◆ Structured figure records:

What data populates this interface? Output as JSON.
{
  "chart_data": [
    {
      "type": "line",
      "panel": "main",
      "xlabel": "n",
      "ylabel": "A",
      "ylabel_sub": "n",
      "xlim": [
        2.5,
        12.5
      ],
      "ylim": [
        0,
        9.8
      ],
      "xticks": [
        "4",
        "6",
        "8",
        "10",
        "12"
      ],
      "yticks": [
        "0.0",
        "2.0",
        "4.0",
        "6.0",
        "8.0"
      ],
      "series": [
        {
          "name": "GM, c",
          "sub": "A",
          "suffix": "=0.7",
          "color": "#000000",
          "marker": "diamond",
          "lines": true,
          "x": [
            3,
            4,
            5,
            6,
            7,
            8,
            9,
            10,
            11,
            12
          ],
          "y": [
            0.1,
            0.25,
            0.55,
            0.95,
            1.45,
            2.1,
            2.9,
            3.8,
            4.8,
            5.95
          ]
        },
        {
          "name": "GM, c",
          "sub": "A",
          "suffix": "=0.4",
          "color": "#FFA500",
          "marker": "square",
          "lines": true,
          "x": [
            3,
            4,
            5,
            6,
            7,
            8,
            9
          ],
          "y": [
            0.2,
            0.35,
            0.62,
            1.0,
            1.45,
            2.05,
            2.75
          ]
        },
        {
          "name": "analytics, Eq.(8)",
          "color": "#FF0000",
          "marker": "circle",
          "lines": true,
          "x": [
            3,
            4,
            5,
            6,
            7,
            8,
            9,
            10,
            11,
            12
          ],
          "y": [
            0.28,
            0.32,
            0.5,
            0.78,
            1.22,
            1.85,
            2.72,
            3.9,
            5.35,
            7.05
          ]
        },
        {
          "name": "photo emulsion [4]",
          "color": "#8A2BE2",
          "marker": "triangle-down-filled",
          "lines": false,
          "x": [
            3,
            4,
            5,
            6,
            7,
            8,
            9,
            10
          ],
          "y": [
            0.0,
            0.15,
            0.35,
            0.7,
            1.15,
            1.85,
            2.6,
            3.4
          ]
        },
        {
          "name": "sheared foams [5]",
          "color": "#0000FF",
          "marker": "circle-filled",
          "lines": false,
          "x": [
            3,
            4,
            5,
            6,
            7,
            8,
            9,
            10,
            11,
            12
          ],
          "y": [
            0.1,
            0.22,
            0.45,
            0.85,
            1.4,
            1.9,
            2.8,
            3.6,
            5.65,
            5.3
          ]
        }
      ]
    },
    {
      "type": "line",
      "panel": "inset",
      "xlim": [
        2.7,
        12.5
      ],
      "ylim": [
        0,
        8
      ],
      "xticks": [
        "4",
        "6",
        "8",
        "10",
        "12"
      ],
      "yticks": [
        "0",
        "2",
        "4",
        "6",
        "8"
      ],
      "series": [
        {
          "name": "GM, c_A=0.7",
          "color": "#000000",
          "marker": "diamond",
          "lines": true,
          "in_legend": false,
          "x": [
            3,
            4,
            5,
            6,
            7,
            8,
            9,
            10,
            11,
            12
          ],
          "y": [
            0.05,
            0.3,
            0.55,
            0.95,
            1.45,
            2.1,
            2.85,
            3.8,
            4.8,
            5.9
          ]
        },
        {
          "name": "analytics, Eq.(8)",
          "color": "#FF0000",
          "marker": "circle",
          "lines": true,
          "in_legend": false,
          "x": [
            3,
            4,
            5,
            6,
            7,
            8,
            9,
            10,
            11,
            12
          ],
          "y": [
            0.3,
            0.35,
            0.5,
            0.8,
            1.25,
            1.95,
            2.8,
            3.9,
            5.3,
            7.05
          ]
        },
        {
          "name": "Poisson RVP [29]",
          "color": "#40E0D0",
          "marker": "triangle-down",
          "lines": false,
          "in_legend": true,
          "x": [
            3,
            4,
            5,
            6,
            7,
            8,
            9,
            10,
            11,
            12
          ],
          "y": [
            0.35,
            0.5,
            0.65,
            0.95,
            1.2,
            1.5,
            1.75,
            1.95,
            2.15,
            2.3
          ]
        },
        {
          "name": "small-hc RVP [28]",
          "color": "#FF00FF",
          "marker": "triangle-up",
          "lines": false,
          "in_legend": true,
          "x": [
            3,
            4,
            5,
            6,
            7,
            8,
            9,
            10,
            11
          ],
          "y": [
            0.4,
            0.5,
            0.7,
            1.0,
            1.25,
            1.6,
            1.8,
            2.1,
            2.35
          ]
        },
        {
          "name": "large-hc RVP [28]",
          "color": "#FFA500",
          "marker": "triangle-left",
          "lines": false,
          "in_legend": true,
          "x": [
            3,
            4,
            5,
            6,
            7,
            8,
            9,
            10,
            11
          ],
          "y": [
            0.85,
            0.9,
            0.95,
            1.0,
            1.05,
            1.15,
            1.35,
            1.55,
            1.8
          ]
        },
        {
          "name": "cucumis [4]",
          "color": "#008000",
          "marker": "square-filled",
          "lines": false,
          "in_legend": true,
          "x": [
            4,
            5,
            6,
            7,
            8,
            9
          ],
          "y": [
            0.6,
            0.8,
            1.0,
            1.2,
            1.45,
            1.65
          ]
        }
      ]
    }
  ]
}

◆ Objective:
Repeat the whole listing exactly, keeping every line intact.

◆ Written response:
What data populates this interface? Output as JSON.
{
  "chart_data": [
    {
      "type": "line",
      "panel": "main",
      "xlabel": "n",
      "ylabel": "A",
      "ylabel_sub": "n",
      "xlim": [
        2.5,
        12.5
      ],
      "ylim": [
        0,
        9.8
      ],
      "xticks": [
        "4",
        "6",
        "8",
        "10",
        "12"
      ],
      "yticks": [
        "0.0",
        "2.0",
        "4.0",
        "6.0",
        "8.0"
      ],
      "series": [
        {
          "name": "GM, c",
          "sub": "A",
          "suffix": "=0.7",
          "color": "#000000",
          "marker": "diamond",
          "lines": true,
          "x": [
            3,
            4,
            5,
            6,
            7,
            8,
            9,
            10,
            11,
            12
          ],
          "y": [
            0.1,
            0.25,
            0.55,
            0.95,
            1.45,
            2.1,
            2.9,
            3.8,
            4.8,
            5.95
          ]
        },
        {
          "name": "GM, c",
          "sub": "A",
          "suffix": "=0.4",
          "color": "#FFA500",
          "marker": "square",
          "lines": true,
          "x": [
            3,
            4,
            5,
            6,
            7,
            8,
            9
          ],
          "y": [
            0.2,
            0.35,
            0.62,
            1.0,
            1.45,
            2.05,
            2.75
          ]
        },
        {
          "name": "analytics, Eq.(8)",
          "color": "#FF0000",
          "marker": "circle",
          "lines": true,
          "x": [
            3,
            4,
            5,
            6,
            7,
            8,
            9,
            10,
            11,
            12
          ],
          "y": [
            0.28,
            0.32,
            0.5,
            0.78,
            1.22,
            1.85,
            2.72,
            3.9,
            5.35,
            7.05
          ]
        },
        {
          "name": "photo emulsion [4]",
          "color": "#8A2BE2",
          "marker": "triangle-down-filled",
          "lines": false,
          "x": [
            3,
            4,
            5,
            6,
            7,
            8,
            9,
            10
          ],
          "y": [
            0.0,
            0.15,
            0.35,
            0.7,
            1.15,
            1.85,
            2.6,
            3.4
          ]
        },
        {
          "name": "sheared foams [5]",
          "color": "#0000FF",
          "marker": "circle-filled",
          "lines": false,
          "x": [
            3,
            4,
            5,
            6,
            7,
            8,
            9,
            10,
            11,
            12
          ],
          "y": [
            0.1,
            0.22,
            0.45,
            0.85,
            1.4,
            1.9,
            2.8,
            3.6,
            5.65,
            5.3
          ]
        }
      ]
    },
    {
      "type": "line",
      "panel": "inset",
      "xlim": [
        2.7,
        12.5
      ],
      "ylim": [
        0,
        8
      ],
      "xticks": [
        "4",
        "6",
        "8",
        "10",
        "12"
      ],
      "yticks": [
        "0",
        "2",
        "4",
        "6",
        "8"
      ],
      "series": [
        {
          "name": "GM, c_A=0.7",
          "color": "#000000",
          "marker": "diamond",
          "lines": true,
          "in_legend": false,
          "x": [
            3,
            4,
            5,
            6,
            7,
            8,
            9,
            10,
            11,
            12
          ],
          "y": [
            0.05,
            0.3,
            0.55,
            0.95,
            1.45,
            2.1,
            2.85,
            3.8,
            4.8,
            5.9
          ]
        },
        {
          "name": "analytics, Eq.(8)",
          "color": "#FF0000",
          "marker": "circle",
          "lines": true,
          "in_legend": false,
          "x": [
            3,
            4,
            5,
            6,
            7,
            8,
            9,
            10,
            11,
            12
          ],
          "y": [
            0.3,
            0.35,
            0.5,
            0.8,
            1.25,
            1.95,
            2.8,
            3.9,
            5.3,
            7.05
          ]
        },
        {
          "name": "Poisson RVP [29]",
          "color": "#40E0D0",
          "marker": "triangle-down",
          "lines": false,
          "in_legend": true,
          "x": [
            3,
            4,
            5,
            6,
            7,
            8,
            9,
            10,
            11,
            12
          ],
          "y": [
            0.35,
            0.5,
            0.65,
            0.95,
            1.2,
            1.5,
            1.75,
            1.95,
            2.15,
            2.3
          ]
        },
        {
          "name": "small-hc RVP [28]",
          "color": "#FF00FF",
          "marker": "triangle-up",
          "lines": false,
          "in_legend": true,
          "x": [
            3,
            4,
            5,
            6,
            7,
            8,
            9,
            10,
            11
          ],
          "y": [
            0.4,
            0.5,
            0.7,
            1.0,
            1.25,
            1.6,
            1.8,
            2.1,
            2.35
          ]
        },
        {
          "name": "large-hc RVP [28]",
          "color": "#FFA500",
          "marker": "triangle-left",
          "lines": false,
          "in_legend": true,
          "x": [
            3,
            4,
            5,
            6,
            7,
            8,
            9,
            10,
            11
          ],
          "y": [
            0.85,
            0.9,
            0.95,
            1.0,
            1.05,
            1.15,
            1.35,
            1.55,
            1.8
          ]
        },
        {
          "name": "cucumis [4]",
          "color": "#008000",
          "marker": "square-filled",
          "lines": false,
          "in_legend": true,
          "x": [
            4,
            5,
            6,
            7,
            8,
            9
          ],
          "y": [
            0.6,
            0.8,
            1.0,
            1.2,
            1.45,
            1.65
          ]
        }
      ]
    }
  ]
}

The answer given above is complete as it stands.